Lines that hold the word "적습니다" should be located and copied.

::: Provided entries :::

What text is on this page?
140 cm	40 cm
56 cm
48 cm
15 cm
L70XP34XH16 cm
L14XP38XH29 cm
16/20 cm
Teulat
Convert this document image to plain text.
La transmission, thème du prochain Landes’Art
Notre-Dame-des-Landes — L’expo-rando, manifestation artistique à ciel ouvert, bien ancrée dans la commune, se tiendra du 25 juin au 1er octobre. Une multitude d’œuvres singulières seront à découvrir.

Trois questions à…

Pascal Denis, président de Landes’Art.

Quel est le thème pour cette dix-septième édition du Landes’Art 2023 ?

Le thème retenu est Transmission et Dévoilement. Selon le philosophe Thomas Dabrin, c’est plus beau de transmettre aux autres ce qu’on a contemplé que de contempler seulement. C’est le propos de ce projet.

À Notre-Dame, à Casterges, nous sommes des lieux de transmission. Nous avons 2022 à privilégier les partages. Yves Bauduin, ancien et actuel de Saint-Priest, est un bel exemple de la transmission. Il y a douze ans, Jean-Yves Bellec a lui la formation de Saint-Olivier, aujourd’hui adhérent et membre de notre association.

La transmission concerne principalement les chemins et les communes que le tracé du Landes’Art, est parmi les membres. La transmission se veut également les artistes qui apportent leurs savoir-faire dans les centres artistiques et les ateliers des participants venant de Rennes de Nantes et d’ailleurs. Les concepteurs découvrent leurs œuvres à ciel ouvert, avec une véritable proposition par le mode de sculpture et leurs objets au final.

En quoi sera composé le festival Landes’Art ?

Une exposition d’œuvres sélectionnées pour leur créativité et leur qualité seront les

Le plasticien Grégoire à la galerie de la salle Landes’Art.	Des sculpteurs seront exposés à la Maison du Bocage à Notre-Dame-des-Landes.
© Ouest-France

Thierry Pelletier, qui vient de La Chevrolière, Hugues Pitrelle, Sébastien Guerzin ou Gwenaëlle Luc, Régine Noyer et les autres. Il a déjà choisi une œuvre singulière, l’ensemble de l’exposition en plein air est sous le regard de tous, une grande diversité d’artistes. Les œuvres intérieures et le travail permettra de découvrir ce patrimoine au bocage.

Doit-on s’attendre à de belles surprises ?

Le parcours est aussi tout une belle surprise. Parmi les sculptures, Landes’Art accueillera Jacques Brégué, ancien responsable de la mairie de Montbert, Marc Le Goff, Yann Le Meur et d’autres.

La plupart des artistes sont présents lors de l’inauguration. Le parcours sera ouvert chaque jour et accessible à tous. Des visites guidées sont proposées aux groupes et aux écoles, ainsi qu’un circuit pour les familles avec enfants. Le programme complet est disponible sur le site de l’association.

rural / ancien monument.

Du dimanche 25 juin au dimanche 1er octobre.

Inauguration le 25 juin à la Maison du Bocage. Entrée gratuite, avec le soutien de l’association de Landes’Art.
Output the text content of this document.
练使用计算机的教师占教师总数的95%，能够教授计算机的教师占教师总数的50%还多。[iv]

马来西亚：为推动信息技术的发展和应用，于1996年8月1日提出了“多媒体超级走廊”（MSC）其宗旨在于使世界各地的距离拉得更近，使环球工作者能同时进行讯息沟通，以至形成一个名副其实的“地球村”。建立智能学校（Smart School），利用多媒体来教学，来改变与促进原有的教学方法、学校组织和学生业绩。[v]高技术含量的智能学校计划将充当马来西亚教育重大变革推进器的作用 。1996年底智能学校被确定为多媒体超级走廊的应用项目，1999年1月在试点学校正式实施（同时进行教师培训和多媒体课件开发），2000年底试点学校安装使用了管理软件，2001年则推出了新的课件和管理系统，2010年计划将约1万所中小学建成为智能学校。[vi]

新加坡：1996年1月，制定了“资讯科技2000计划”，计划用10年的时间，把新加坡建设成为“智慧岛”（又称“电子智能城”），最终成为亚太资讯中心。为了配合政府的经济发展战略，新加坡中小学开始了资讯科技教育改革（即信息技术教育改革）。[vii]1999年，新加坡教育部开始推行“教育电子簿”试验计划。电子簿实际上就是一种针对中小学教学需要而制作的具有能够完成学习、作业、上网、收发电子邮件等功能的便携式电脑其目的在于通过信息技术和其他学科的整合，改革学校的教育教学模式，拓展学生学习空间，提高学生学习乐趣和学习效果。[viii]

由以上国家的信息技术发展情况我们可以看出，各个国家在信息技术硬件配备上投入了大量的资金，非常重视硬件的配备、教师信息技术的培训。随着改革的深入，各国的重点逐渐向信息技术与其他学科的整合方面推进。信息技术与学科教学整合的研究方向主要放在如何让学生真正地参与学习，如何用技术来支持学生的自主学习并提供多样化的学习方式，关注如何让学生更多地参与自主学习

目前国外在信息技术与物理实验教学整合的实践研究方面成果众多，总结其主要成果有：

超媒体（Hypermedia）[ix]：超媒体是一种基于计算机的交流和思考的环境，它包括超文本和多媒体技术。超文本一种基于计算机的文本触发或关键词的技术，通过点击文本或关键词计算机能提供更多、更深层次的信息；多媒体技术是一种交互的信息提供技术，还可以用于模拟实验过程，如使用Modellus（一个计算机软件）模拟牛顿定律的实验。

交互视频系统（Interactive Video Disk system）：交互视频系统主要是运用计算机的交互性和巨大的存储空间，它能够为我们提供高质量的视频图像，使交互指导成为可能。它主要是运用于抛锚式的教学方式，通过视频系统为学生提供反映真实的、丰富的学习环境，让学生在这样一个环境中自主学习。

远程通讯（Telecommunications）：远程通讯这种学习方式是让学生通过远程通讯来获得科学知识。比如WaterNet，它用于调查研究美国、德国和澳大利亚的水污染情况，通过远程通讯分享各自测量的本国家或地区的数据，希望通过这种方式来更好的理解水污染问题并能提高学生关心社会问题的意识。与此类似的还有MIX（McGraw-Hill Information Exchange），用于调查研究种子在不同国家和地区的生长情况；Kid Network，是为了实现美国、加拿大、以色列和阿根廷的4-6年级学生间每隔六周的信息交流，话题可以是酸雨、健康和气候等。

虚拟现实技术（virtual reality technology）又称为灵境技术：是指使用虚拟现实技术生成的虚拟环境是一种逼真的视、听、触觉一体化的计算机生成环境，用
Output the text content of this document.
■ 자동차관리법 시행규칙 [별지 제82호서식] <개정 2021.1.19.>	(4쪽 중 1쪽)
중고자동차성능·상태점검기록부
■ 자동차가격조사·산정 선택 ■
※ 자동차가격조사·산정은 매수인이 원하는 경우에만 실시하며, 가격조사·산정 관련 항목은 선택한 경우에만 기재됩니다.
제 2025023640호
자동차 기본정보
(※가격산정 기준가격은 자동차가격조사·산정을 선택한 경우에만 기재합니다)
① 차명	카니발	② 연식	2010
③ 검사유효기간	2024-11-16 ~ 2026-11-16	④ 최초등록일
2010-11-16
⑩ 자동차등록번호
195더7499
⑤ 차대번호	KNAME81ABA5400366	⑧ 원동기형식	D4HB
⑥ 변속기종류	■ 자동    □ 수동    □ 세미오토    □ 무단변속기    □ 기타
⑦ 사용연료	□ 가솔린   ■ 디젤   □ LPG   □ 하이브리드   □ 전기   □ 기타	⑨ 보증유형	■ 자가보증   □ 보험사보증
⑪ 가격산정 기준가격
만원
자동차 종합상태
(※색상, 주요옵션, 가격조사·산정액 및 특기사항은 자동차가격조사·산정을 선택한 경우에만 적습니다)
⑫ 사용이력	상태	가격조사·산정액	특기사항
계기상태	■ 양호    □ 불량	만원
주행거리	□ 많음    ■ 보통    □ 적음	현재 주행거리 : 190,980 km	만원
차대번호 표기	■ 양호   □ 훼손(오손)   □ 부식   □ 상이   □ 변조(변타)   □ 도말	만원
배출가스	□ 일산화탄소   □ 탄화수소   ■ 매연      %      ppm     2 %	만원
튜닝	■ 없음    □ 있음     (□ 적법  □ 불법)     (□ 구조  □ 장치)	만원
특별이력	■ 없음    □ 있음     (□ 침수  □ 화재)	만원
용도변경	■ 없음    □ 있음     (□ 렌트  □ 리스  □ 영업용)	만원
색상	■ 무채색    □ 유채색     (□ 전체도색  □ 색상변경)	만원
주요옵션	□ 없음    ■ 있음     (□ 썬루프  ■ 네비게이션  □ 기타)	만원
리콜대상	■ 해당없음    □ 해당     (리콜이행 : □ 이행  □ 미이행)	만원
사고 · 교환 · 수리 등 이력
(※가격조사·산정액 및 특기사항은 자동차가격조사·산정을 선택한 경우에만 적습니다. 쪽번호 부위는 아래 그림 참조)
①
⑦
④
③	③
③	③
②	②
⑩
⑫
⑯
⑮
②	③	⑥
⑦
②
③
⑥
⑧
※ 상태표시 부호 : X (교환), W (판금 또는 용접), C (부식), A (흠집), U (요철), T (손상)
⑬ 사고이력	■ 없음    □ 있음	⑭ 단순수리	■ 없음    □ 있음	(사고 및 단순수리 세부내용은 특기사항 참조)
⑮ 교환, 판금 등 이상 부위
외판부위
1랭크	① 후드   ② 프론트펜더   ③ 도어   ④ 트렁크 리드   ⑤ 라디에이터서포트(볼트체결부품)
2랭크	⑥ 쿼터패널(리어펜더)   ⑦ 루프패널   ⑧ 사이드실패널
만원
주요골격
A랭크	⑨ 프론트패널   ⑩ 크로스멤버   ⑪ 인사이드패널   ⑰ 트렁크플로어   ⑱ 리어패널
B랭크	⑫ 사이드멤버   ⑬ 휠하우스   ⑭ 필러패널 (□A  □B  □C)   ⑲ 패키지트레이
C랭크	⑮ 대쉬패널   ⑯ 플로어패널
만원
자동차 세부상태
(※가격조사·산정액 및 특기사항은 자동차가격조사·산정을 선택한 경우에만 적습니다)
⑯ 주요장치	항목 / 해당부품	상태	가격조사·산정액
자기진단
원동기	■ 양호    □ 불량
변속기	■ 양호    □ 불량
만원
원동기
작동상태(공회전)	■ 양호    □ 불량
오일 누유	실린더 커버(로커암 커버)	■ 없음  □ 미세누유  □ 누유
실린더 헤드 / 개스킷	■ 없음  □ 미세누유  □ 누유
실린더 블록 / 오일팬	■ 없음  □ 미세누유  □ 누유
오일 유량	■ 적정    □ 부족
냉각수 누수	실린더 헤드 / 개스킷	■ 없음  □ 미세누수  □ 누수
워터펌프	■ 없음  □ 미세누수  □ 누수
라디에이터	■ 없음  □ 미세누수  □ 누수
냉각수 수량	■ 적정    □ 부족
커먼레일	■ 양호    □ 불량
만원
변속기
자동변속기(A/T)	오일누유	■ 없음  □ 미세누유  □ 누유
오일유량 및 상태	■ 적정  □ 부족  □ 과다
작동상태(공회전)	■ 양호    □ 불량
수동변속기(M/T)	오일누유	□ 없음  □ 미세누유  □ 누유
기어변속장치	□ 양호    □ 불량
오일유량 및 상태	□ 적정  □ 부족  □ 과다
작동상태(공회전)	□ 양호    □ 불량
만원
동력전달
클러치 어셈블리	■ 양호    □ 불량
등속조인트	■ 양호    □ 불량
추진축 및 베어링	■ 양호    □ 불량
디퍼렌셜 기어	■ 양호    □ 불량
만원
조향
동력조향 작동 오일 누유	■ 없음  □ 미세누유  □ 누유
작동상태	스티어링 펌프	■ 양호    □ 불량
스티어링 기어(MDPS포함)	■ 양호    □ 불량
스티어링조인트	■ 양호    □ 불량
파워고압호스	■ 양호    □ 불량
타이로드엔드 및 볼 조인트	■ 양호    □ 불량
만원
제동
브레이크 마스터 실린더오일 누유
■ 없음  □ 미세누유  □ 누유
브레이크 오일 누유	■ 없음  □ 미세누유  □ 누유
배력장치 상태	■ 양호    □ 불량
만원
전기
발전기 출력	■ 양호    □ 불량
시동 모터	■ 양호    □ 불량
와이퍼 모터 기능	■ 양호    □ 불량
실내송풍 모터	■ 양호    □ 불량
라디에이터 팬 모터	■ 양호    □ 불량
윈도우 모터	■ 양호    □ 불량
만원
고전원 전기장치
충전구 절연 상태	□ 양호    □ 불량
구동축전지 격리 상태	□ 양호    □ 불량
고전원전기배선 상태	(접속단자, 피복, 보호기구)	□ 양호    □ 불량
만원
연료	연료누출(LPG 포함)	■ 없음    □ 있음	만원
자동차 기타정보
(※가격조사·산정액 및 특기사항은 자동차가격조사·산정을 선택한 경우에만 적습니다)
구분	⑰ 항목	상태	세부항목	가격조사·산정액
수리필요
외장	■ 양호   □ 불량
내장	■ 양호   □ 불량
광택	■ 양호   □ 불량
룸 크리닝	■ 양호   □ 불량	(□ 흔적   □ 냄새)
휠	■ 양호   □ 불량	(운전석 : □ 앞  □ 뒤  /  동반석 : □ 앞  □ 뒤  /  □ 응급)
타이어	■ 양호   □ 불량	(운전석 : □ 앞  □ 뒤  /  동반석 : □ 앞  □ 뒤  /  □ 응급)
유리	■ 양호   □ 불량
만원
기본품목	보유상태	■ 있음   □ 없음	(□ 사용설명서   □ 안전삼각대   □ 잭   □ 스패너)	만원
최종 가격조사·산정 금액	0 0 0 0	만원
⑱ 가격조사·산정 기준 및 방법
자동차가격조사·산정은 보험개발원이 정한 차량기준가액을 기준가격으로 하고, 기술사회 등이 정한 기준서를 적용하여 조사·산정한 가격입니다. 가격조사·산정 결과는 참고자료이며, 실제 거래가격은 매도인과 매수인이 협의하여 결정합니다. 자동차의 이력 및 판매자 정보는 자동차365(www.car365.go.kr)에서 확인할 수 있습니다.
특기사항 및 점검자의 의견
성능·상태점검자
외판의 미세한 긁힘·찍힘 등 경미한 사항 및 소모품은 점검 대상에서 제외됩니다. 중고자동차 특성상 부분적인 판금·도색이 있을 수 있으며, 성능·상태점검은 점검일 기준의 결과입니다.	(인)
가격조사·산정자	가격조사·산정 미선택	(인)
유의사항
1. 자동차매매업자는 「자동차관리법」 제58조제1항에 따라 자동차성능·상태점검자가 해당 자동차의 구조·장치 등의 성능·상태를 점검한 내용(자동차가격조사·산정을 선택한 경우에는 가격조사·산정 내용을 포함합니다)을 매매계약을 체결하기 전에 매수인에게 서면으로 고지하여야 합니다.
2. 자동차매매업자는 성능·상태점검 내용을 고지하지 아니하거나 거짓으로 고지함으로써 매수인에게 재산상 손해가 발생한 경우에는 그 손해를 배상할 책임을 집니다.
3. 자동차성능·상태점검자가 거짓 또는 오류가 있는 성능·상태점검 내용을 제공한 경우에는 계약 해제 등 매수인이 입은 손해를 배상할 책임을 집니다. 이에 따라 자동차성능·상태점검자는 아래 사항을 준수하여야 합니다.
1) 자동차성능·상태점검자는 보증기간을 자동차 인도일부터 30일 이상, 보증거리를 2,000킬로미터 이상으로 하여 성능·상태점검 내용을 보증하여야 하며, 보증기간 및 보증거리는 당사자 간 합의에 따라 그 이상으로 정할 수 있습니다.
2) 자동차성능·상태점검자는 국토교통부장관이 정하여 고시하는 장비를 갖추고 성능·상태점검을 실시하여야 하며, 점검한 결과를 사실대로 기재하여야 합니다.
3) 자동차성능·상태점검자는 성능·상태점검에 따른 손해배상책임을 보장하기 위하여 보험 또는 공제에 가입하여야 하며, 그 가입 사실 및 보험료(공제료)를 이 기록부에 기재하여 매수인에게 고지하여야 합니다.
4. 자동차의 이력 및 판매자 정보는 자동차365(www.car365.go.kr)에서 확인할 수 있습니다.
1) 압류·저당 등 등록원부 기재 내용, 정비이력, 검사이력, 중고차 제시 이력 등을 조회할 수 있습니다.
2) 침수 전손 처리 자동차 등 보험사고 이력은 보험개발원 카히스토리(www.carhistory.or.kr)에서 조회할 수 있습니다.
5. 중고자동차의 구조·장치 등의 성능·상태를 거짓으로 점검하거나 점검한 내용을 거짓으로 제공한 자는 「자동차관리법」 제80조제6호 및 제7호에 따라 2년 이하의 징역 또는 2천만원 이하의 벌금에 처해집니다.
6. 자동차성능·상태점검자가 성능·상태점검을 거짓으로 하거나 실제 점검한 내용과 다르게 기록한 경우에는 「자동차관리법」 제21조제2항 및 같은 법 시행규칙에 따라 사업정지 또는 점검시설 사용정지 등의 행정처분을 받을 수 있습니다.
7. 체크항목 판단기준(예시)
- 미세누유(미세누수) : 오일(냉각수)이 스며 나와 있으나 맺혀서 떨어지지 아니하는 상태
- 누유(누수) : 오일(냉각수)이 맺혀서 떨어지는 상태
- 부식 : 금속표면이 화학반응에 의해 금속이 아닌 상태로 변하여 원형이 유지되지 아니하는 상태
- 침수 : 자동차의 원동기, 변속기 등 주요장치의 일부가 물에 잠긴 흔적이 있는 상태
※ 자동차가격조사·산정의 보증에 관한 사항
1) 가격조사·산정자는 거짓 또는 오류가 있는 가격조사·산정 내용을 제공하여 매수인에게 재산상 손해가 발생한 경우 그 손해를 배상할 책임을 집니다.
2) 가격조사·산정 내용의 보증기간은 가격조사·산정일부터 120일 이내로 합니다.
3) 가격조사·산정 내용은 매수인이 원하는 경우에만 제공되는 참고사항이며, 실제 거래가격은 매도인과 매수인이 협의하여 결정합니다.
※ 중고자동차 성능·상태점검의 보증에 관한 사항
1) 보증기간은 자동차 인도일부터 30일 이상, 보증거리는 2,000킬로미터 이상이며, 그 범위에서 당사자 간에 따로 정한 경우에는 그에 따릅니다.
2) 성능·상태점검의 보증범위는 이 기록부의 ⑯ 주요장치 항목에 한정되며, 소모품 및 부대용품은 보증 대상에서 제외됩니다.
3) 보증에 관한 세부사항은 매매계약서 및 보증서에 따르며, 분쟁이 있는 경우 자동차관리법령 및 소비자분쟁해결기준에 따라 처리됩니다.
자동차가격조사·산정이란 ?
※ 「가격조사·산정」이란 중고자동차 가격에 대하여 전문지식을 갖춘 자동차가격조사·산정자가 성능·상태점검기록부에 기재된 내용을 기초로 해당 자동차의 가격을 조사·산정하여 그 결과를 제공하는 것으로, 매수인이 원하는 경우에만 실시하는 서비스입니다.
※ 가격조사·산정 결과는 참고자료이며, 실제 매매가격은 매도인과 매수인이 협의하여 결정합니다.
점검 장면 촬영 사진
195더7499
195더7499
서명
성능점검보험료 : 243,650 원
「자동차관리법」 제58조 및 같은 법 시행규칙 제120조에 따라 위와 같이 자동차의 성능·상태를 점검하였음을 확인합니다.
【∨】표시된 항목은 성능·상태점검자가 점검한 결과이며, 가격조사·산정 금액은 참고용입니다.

:::

# Task result
(※색상, 주요옵션, 가격조사·산정액 및 특기사항은 자동차가격조사·산정을 선택한 경우에만 적습니다)
(※가격조사·산정액 및 특기사항은 자동차가격조사·산정을 선택한 경우에만 적습니다. 쪽번호 부위는 아래 그림 참조)
(※가격조사·산정액 및 특기사항은 자동차가격조사·산정을 선택한 경우에만 적습니다)
(※가격조사·산정액 및 특기사항은 자동차가격조사·산정을 선택한 경우에만 적습니다)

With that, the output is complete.